(Figure content listings)
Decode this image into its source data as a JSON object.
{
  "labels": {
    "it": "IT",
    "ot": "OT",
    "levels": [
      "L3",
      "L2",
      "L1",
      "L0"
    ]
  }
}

Exercise
Write out the material from the first line to the last, exactly.

Written response
Decode this image into its source data as a JSON object.
{
  "labels": {
    "it": "IT",
    "ot": "OT",
    "levels": [
      "L3",
      "L2",
      "L1",
      "L0"
    ]
  }
}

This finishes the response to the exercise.